**Instruction:** Which lines in the material below contain the word "навески"? Copy each of them.
[start]
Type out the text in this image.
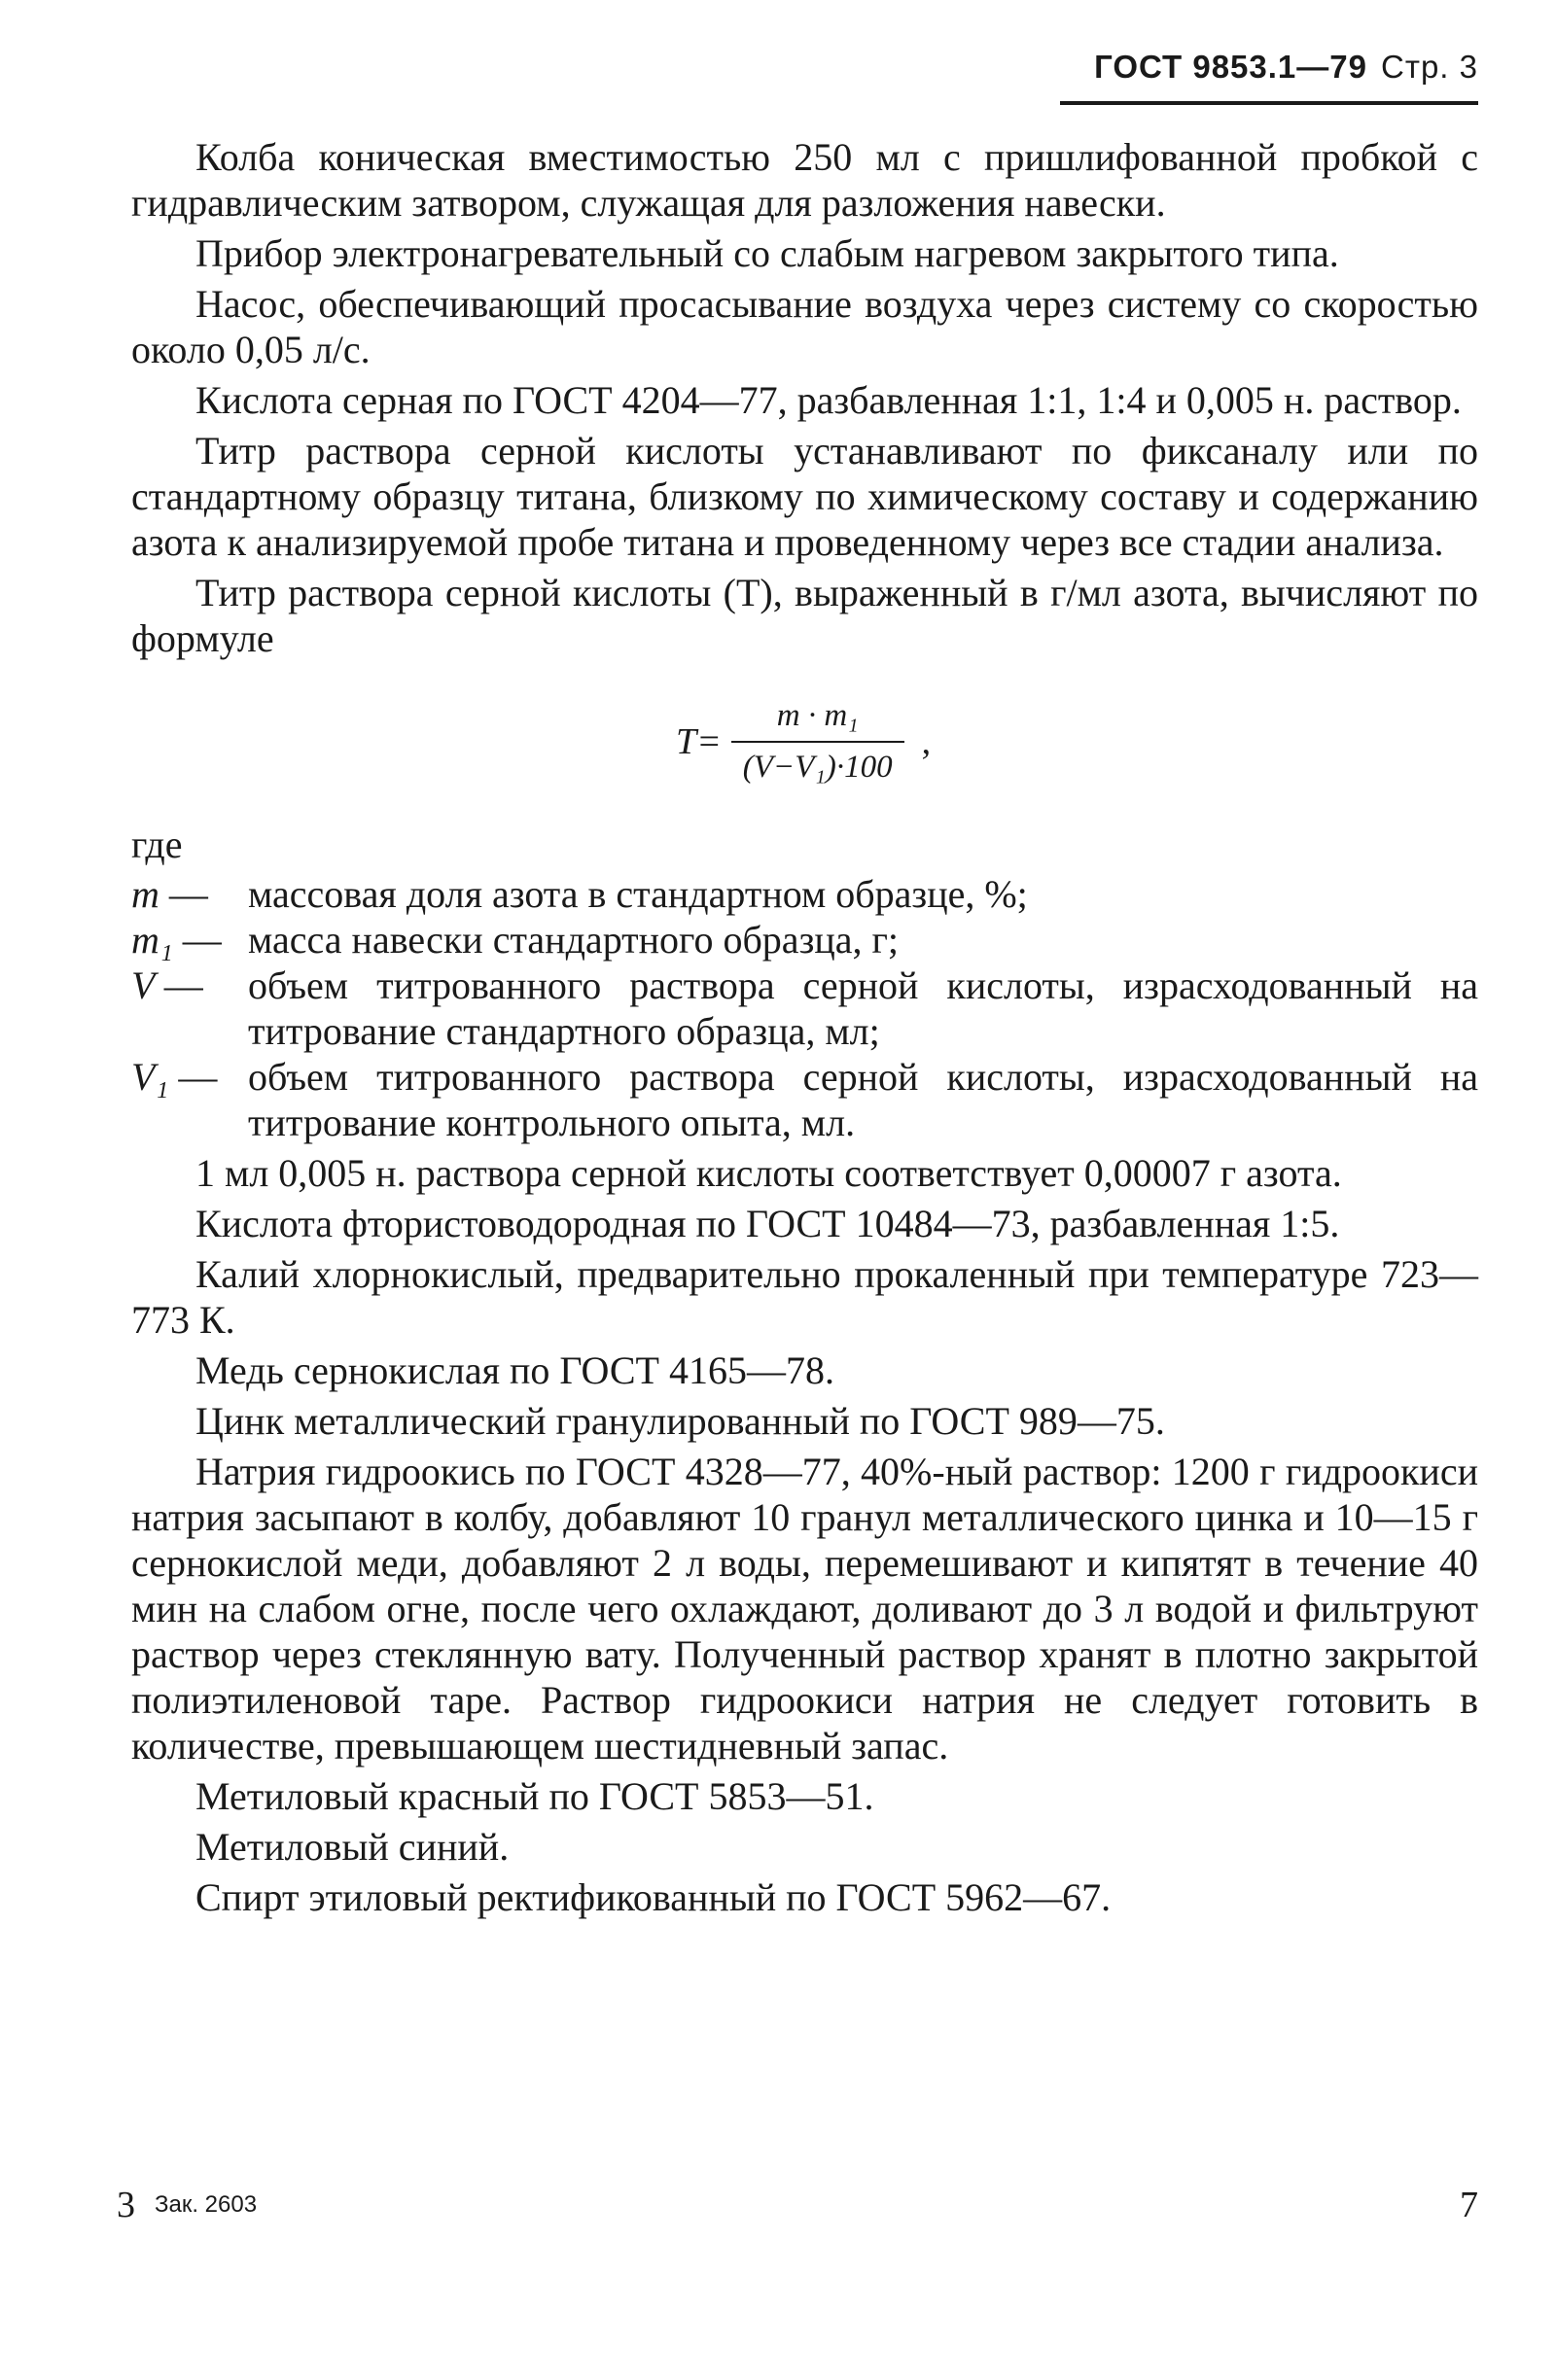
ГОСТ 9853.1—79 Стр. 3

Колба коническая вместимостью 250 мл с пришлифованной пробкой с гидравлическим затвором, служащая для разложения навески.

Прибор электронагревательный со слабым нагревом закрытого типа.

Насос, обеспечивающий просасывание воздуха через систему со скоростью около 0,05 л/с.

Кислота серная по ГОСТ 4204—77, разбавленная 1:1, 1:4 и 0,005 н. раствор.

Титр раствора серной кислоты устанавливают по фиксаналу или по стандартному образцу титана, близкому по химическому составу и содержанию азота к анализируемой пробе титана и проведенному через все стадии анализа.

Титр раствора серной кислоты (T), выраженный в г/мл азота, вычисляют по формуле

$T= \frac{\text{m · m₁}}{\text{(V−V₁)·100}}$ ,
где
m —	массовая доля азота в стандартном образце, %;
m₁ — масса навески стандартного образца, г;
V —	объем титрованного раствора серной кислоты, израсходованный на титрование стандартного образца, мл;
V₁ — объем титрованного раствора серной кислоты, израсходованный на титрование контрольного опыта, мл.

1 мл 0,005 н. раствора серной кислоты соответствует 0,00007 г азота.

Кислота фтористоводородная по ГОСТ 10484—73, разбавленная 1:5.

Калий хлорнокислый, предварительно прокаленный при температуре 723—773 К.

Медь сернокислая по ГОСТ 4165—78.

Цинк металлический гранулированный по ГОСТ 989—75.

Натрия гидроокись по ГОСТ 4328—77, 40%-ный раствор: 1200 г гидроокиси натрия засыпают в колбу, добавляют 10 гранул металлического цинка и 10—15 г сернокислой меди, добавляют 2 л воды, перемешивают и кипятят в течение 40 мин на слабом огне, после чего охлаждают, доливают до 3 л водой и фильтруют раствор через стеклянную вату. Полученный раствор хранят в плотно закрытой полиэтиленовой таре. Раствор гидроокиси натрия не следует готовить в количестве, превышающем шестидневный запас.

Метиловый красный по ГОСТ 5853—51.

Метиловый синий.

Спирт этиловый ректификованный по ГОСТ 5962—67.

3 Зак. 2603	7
[end]
[start]
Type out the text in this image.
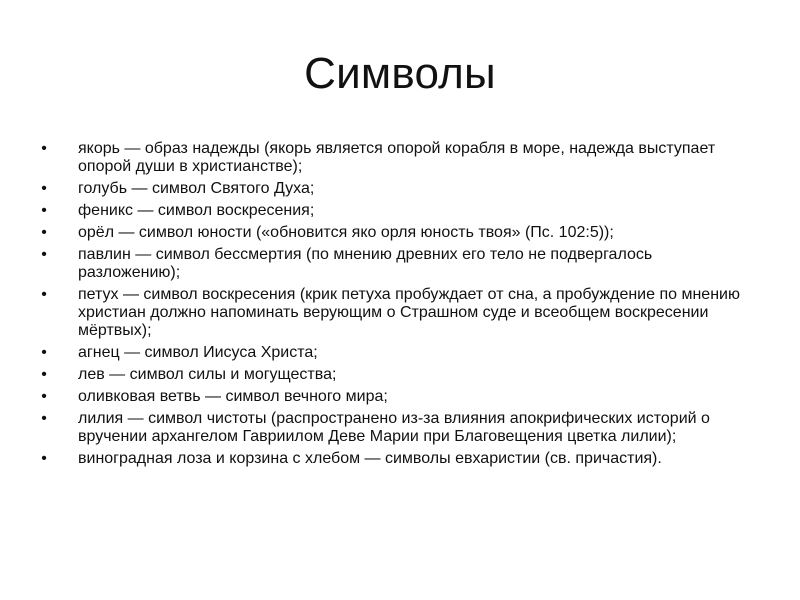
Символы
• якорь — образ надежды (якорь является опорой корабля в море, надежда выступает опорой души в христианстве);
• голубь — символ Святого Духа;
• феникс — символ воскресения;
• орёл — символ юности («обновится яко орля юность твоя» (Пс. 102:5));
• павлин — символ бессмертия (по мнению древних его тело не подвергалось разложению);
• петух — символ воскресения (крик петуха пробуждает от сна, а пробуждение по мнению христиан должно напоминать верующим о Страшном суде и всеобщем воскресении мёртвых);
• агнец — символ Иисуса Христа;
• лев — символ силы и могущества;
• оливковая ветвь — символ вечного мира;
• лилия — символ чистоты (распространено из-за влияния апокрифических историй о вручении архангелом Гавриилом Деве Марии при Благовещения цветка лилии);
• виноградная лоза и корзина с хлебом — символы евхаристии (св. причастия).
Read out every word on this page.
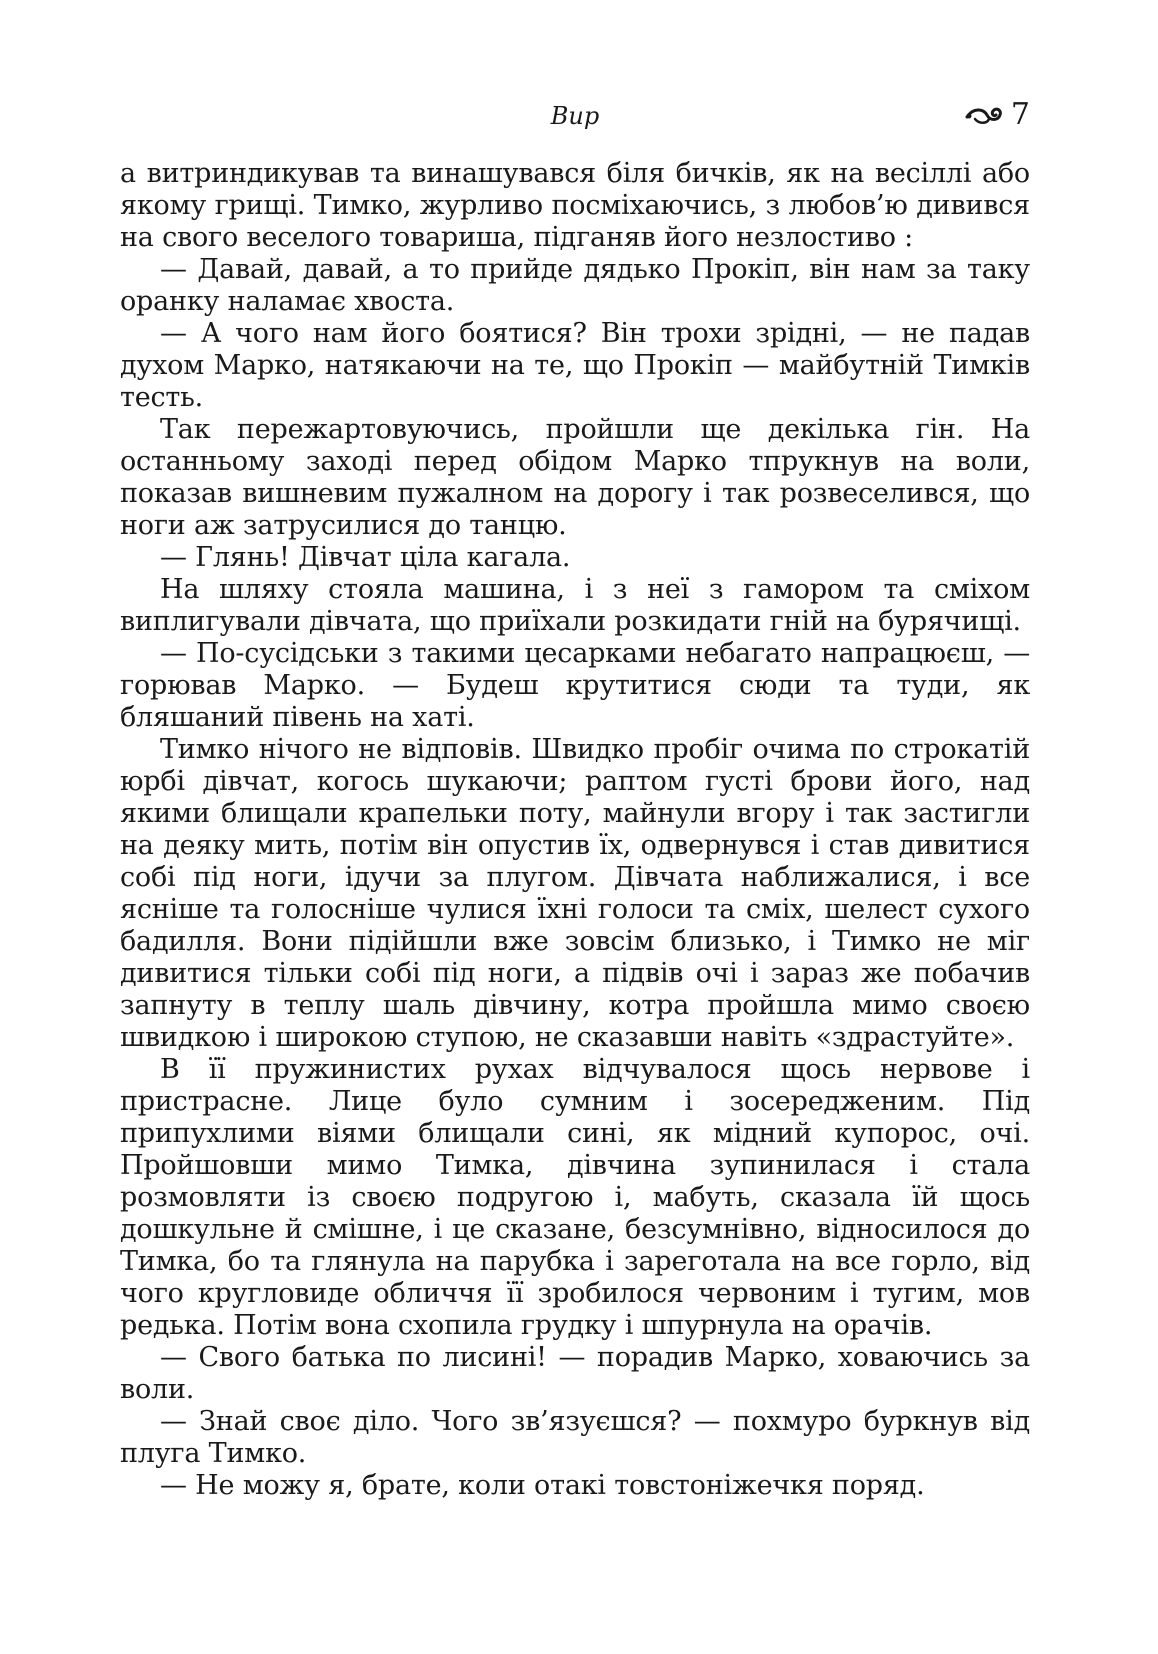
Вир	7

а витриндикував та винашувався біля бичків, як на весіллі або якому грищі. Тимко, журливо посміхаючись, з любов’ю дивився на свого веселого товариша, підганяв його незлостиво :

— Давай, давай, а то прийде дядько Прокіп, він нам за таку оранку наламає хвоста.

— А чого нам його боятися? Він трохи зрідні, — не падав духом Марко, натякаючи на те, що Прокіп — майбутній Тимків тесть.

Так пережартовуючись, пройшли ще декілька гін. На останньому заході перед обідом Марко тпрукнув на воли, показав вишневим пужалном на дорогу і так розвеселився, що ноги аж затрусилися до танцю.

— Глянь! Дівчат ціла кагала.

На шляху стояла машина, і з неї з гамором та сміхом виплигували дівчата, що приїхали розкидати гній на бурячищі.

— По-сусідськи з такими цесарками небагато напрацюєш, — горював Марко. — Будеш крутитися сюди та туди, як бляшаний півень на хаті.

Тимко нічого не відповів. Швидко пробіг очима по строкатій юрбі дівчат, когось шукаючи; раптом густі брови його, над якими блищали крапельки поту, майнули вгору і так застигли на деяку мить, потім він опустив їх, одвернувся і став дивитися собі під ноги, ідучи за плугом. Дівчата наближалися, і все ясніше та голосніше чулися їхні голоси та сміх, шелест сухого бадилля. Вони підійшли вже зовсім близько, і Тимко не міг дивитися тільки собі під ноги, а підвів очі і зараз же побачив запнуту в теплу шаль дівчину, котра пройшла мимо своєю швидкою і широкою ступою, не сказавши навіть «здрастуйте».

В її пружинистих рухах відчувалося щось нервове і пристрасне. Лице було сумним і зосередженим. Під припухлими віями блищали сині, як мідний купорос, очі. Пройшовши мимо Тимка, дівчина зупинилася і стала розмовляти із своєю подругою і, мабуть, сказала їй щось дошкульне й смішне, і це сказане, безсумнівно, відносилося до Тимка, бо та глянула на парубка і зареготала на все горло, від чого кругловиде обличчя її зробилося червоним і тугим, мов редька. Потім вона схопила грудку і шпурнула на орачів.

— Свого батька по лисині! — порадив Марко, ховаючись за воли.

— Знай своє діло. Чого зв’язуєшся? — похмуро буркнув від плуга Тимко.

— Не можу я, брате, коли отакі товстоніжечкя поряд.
[end]
[start]
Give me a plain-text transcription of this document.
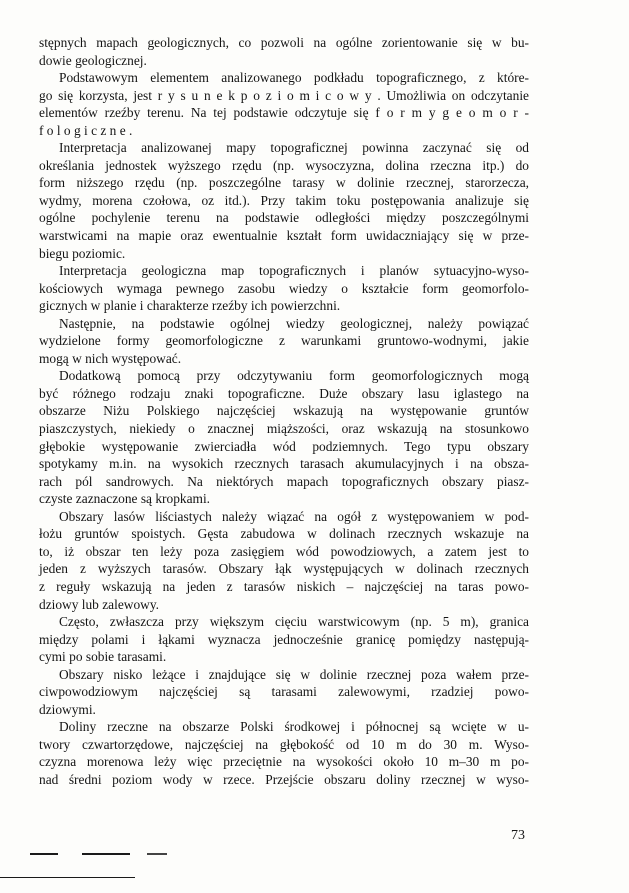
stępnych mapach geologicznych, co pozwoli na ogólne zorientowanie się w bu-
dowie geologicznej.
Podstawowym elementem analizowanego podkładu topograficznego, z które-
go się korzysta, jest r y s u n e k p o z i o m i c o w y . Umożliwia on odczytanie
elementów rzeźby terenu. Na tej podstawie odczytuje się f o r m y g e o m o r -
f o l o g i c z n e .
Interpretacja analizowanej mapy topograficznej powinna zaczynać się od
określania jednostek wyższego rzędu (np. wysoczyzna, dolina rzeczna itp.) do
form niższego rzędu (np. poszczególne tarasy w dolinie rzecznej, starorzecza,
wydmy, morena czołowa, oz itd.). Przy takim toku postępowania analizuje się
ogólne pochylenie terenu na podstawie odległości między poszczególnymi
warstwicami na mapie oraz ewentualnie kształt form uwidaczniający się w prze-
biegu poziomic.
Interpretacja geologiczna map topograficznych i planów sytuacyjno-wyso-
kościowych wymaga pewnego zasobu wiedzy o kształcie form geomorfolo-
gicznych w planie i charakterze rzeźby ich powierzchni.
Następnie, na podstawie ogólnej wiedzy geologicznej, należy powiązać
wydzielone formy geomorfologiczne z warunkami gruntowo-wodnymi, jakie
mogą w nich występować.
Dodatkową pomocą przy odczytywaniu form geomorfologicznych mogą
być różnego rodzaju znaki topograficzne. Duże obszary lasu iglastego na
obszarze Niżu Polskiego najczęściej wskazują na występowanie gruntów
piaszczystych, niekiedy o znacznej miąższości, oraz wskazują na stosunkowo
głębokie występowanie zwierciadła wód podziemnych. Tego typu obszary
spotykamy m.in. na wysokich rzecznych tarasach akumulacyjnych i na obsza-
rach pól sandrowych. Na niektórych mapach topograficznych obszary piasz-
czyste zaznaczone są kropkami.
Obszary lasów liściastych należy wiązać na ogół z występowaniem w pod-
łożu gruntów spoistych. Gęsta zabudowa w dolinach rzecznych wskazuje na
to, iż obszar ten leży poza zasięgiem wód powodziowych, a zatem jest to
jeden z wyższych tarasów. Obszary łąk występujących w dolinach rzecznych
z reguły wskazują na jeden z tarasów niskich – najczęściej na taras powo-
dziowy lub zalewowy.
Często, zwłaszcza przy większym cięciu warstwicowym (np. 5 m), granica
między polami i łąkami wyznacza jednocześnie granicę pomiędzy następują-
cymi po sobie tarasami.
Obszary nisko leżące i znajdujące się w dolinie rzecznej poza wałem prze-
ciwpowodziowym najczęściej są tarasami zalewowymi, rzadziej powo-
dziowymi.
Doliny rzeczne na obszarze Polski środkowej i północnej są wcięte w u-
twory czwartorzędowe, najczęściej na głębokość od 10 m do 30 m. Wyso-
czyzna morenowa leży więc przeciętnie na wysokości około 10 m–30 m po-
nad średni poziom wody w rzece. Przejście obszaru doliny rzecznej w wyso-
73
[end]
**Written answer:**
Колба коническая вместимостью 250 мл с пришлифованной пробкой с гидравлическим затвором, служащая для разложения навески.
m₁ — масса навески стандартного образца, г;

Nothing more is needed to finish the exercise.